Would you return all of this data exactly, leaving nothing out?
##########
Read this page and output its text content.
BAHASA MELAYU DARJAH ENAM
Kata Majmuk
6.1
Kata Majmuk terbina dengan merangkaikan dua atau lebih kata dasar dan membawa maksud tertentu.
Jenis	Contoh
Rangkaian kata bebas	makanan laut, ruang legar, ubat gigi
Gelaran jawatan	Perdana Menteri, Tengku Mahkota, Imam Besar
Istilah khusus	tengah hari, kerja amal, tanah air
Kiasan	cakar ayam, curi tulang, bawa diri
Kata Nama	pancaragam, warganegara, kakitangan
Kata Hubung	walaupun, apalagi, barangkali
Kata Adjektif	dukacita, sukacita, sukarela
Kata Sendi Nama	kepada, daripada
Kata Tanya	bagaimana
##########
THE SOLUTION ->
Read this page and output its text content.
BAHASA MELAYU DARJAH ENAM
Kata Majmuk
6.1
Kata Majmuk terbina dengan merangkaikan dua atau lebih kata dasar dan membawa maksud tertentu.
Jenis	Contoh
Rangkaian kata bebas	makanan laut, ruang legar, ubat gigi
Gelaran jawatan	Perdana Menteri, Tengku Mahkota, Imam Besar
Istilah khusus	tengah hari, kerja amal, tanah air
Kiasan	cakar ayam, curi tulang, bawa diri
Kata Nama	pancaragam, warganegara, kakitangan
Kata Hubung	walaupun, apalagi, barangkali
Kata Adjektif	dukacita, sukacita, sukarela
Kata Sendi Nama	kepada, daripada
Kata Tanya	bagaimana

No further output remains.